• _Problem to solve_
Copy every line of the material below word for word.

------ Raw records

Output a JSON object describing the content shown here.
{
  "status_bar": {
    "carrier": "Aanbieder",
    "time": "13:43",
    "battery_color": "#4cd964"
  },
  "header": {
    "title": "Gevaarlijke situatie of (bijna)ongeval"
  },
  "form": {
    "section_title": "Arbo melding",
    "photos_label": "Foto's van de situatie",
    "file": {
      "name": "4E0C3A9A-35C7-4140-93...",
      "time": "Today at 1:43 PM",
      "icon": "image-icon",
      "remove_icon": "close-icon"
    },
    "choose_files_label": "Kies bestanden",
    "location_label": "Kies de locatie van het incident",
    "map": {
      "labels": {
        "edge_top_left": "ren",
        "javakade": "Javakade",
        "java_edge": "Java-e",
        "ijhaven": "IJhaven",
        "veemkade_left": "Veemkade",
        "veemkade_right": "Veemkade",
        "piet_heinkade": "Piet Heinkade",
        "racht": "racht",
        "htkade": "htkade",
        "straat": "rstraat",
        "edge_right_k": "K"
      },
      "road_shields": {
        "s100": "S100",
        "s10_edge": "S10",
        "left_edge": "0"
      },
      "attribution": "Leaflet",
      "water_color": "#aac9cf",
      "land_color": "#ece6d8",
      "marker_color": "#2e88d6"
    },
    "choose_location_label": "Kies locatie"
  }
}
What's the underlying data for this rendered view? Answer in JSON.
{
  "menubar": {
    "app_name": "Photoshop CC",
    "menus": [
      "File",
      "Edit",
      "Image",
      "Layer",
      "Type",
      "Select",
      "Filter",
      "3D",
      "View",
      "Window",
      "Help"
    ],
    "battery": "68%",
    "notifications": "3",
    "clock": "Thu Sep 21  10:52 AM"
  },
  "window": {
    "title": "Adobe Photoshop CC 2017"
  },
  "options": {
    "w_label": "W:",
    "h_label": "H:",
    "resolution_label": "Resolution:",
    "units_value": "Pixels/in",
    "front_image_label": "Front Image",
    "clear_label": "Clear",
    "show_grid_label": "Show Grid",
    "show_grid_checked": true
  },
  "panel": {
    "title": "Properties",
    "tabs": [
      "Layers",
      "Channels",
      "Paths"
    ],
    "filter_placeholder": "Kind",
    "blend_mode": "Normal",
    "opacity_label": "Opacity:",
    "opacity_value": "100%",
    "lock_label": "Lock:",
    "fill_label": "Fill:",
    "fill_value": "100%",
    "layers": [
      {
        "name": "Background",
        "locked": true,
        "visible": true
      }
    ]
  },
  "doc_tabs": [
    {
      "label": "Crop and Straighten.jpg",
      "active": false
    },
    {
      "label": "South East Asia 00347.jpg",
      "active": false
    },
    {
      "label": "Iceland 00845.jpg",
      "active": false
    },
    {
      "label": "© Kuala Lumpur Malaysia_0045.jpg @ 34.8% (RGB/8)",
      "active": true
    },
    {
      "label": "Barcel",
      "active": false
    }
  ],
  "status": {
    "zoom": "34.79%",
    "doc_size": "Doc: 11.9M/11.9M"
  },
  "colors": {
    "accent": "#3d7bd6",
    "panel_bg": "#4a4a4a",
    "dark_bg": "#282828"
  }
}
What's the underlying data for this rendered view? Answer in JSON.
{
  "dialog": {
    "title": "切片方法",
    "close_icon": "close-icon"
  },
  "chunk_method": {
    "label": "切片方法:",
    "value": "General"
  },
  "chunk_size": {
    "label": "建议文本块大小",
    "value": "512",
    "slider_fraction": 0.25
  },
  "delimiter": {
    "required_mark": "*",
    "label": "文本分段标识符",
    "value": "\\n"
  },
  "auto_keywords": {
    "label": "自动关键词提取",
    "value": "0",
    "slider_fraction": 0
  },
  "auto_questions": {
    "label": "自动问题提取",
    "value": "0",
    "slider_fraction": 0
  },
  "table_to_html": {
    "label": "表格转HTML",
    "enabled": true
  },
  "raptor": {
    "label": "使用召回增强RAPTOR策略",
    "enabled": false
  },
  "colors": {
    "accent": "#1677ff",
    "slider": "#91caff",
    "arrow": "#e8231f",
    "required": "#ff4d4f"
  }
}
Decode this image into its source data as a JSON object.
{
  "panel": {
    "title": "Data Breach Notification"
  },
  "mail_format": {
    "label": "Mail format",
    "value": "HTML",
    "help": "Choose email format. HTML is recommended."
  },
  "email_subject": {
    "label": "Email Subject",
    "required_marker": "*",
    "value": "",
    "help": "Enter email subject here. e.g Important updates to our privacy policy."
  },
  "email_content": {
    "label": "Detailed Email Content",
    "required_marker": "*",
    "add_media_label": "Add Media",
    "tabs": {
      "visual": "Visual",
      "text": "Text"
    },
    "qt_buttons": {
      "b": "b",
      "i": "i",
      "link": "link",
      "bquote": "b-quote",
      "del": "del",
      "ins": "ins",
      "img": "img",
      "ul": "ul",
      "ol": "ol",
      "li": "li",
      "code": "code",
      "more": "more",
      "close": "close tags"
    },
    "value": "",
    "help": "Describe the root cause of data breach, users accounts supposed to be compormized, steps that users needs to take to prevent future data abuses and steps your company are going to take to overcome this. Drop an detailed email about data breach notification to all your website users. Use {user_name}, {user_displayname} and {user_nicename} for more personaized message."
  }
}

------------

• _Answer to the task_
Output a JSON object describing the content shown here.
{
  "status_bar": {
    "carrier": "Aanbieder",
    "time": "13:43",
    "battery_color": "#4cd964"
  },
  "header": {
    "title": "Gevaarlijke situatie of (bijna)ongeval"
  },
  "form": {
    "section_title": "Arbo melding",
    "photos_label": "Foto's van de situatie",
    "file": {
      "name": "4E0C3A9A-35C7-4140-93...",
      "time": "Today at 1:43 PM",
      "icon": "image-icon",
      "remove_icon": "close-icon"
    },
    "choose_files_label": "Kies bestanden",
    "location_label": "Kies de locatie van het incident",
    "map": {
      "labels": {
        "edge_top_left": "ren",
        "javakade": "Javakade",
        "java_edge": "Java-e",
        "ijhaven": "IJhaven",
        "veemkade_left": "Veemkade",
        "veemkade_right": "Veemkade",
        "piet_heinkade": "Piet Heinkade",
        "racht": "racht",
        "htkade": "htkade",
        "straat": "rstraat",
        "edge_right_k": "K"
      },
      "road_shields": {
        "s100": "S100",
        "s10_edge": "S10",
        "left_edge": "0"
      },
      "attribution": "Leaflet",
      "water_color": "#aac9cf",
      "land_color": "#ece6d8",
      "marker_color": "#2e88d6"
    },
    "choose_location_label": "Kies locatie"
  }
}
What's the underlying data for this rendered view? Answer in JSON.
{
  "menubar": {
    "app_name": "Photoshop CC",
    "menus": [
      "File",
      "Edit",
      "Image",
      "Layer",
      "Type",
      "Select",
      "Filter",
      "3D",
      "View",
      "Window",
      "Help"
    ],
    "battery": "68%",
    "notifications": "3",
    "clock": "Thu Sep 21  10:52 AM"
  },
  "window": {
    "title": "Adobe Photoshop CC 2017"
  },
  "options": {
    "w_label": "W:",
    "h_label": "H:",
    "resolution_label": "Resolution:",
    "units_value": "Pixels/in",
    "front_image_label": "Front Image",
    "clear_label": "Clear",
    "show_grid_label": "Show Grid",
    "show_grid_checked": true
  },
  "panel": {
    "title": "Properties",
    "tabs": [
      "Layers",
      "Channels",
      "Paths"
    ],
    "filter_placeholder": "Kind",
    "blend_mode": "Normal",
    "opacity_label": "Opacity:",
    "opacity_value": "100%",
    "lock_label": "Lock:",
    "fill_label": "Fill:",
    "fill_value": "100%",
    "layers": [
      {
        "name": "Background",
        "locked": true,
        "visible": true
      }
    ]
  },
  "doc_tabs": [
    {
      "label": "Crop and Straighten.jpg",
      "active": false
    },
    {
      "label": "South East Asia 00347.jpg",
      "active": false
    },
    {
      "label": "Iceland 00845.jpg",
      "active": false
    },
    {
      "label": "© Kuala Lumpur Malaysia_0045.jpg @ 34.8% (RGB/8)",
      "active": true
    },
    {
      "label": "Barcel",
      "active": false
    }
  ],
  "status": {
    "zoom": "34.79%",
    "doc_size": "Doc: 11.9M/11.9M"
  },
  "colors": {
    "accent": "#3d7bd6",
    "panel_bg": "#4a4a4a",
    "dark_bg": "#282828"
  }
}
What's the underlying data for this rendered view? Answer in JSON.
{
  "dialog": {
    "title": "切片方法",
    "close_icon": "close-icon"
  },
  "chunk_method": {
    "label": "切片方法:",
    "value": "General"
  },
  "chunk_size": {
    "label": "建议文本块大小",
    "value": "512",
    "slider_fraction": 0.25
  },
  "delimiter": {
    "required_mark": "*",
    "label": "文本分段标识符",
    "value": "\\n"
  },
  "auto_keywords": {
    "label": "自动关键词提取",
    "value": "0",
    "slider_fraction": 0
  },
  "auto_questions": {
    "label": "自动问题提取",
    "value": "0",
    "slider_fraction": 0
  },
  "table_to_html": {
    "label": "表格转HTML",
    "enabled": true
  },
  "raptor": {
    "label": "使用召回增强RAPTOR策略",
    "enabled": false
  },
  "colors": {
    "accent": "#1677ff",
    "slider": "#91caff",
    "arrow": "#e8231f",
    "required": "#ff4d4f"
  }
}
Decode this image into its source data as a JSON object.
{
  "panel": {
    "title": "Data Breach Notification"
  },
  "mail_format": {
    "label": "Mail format",
    "value": "HTML",
    "help": "Choose email format. HTML is recommended."
  },
  "email_subject": {
    "label": "Email Subject",
    "required_marker": "*",
    "value": "",
    "help": "Enter email subject here. e.g Important updates to our privacy policy."
  },
  "email_content": {
    "label": "Detailed Email Content",
    "required_marker": "*",
    "add_media_label": "Add Media",
    "tabs": {
      "visual": "Visual",
      "text": "Text"
    },
    "qt_buttons": {
      "b": "b",
      "i": "i",
      "link": "link",
      "bquote": "b-quote",
      "del": "del",
      "ins": "ins",
      "img": "img",
      "ul": "ul",
      "ol": "ol",
      "li": "li",
      "code": "code",
      "more": "more",
      "close": "close tags"
    },
    "value": "",
    "help": "Describe the root cause of data breach, users accounts supposed to be compormized, steps that users needs to take to prevent future data abuses and steps your company are going to take to overcome this. Drop an detailed email about data breach notification to all your website users. Use {user_name}, {user_displayname} and {user_nicename} for more personaized message."
  }
}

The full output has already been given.